##### Data records #####
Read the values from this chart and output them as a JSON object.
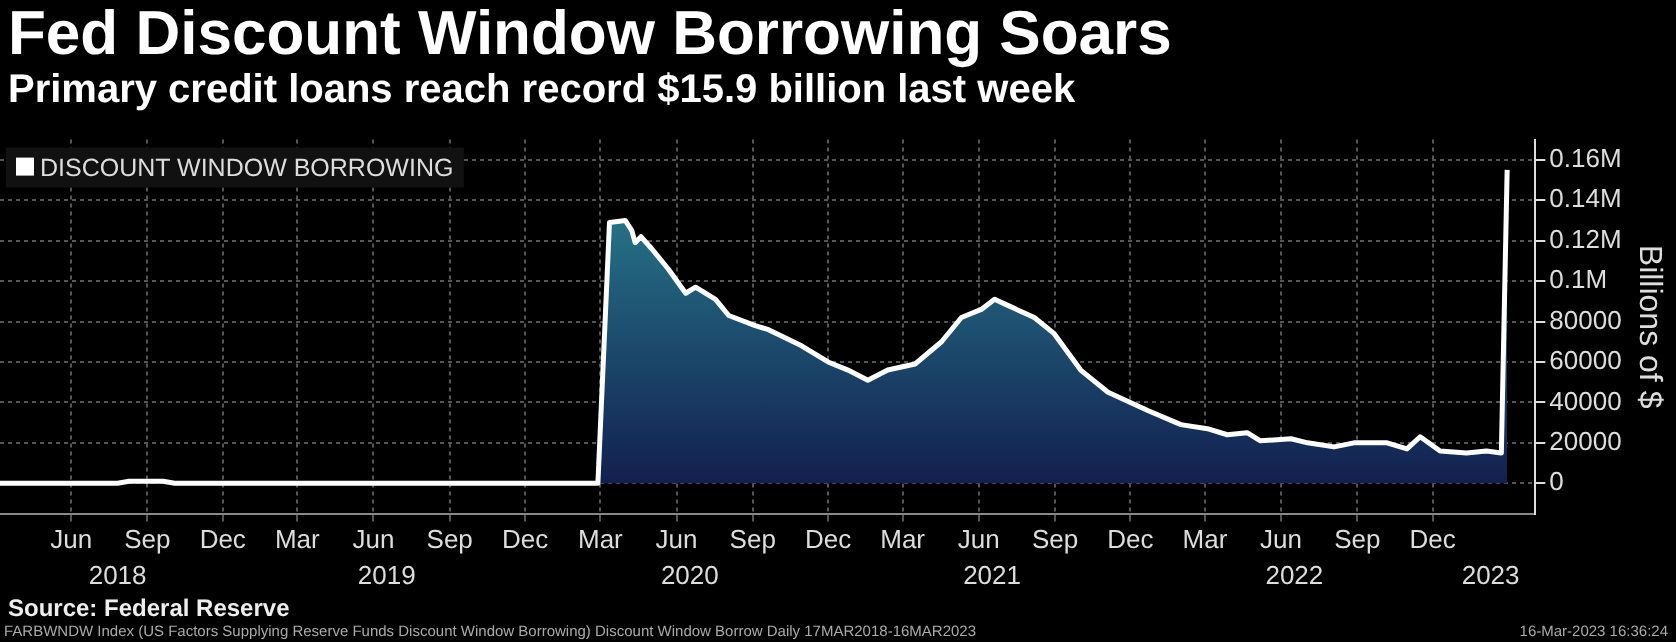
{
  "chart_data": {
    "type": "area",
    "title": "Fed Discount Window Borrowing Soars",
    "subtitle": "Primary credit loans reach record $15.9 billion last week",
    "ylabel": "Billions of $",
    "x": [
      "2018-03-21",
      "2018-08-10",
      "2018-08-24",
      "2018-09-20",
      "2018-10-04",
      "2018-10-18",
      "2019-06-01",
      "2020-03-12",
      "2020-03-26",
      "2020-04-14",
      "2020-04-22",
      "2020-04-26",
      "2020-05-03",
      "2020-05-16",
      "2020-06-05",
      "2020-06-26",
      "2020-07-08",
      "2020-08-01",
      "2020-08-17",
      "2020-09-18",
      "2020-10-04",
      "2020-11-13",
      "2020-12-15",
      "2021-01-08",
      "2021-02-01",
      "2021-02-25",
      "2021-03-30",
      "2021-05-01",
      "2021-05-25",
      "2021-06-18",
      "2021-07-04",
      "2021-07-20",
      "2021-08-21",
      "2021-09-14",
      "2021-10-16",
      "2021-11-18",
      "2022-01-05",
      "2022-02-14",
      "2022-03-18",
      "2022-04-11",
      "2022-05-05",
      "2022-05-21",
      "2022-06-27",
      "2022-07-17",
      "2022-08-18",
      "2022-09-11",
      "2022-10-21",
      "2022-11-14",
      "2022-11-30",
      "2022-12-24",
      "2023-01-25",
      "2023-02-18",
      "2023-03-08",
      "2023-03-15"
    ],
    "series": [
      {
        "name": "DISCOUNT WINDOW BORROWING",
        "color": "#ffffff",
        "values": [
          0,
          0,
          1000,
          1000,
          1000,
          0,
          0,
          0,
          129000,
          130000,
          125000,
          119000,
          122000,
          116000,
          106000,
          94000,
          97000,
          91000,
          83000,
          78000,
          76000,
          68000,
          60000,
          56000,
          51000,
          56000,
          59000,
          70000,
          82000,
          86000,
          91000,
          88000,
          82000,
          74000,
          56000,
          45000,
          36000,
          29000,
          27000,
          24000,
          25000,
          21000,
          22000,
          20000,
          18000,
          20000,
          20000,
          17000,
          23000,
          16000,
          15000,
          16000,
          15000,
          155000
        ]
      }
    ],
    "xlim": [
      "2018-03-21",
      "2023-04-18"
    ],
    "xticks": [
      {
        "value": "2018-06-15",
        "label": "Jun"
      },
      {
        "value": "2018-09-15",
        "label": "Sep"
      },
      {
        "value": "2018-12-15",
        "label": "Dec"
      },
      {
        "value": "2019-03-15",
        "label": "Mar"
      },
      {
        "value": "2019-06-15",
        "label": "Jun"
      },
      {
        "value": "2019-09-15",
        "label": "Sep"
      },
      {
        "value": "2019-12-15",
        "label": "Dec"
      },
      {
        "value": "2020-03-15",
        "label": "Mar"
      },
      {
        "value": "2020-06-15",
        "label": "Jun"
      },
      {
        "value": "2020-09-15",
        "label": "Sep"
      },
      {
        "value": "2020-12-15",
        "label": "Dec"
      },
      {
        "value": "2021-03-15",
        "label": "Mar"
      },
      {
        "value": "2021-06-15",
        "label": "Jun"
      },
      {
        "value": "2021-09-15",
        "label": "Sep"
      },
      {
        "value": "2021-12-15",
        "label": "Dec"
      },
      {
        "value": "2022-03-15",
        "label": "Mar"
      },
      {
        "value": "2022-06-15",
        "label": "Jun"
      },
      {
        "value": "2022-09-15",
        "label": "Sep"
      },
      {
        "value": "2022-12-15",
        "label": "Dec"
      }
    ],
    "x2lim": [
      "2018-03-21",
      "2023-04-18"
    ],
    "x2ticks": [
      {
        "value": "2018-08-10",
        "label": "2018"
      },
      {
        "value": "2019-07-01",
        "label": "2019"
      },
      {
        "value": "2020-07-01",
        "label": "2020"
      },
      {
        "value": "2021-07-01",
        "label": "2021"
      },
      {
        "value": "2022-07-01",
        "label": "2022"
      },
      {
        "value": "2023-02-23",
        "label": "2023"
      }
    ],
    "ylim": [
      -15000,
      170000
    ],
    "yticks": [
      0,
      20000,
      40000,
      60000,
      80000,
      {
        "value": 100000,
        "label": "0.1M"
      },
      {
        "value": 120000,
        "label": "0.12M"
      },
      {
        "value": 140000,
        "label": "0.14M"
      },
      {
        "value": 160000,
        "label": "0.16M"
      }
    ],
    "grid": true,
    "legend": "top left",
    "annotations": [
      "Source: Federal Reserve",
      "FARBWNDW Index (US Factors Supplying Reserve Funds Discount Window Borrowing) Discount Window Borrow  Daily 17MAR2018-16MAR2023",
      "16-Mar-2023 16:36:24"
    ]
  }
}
#####
*Directions for this task*.
From the entries above, list each line with "values" in it.

*Response to the task*.
Read the values from this chart and output them as a JSON object.
        "values": [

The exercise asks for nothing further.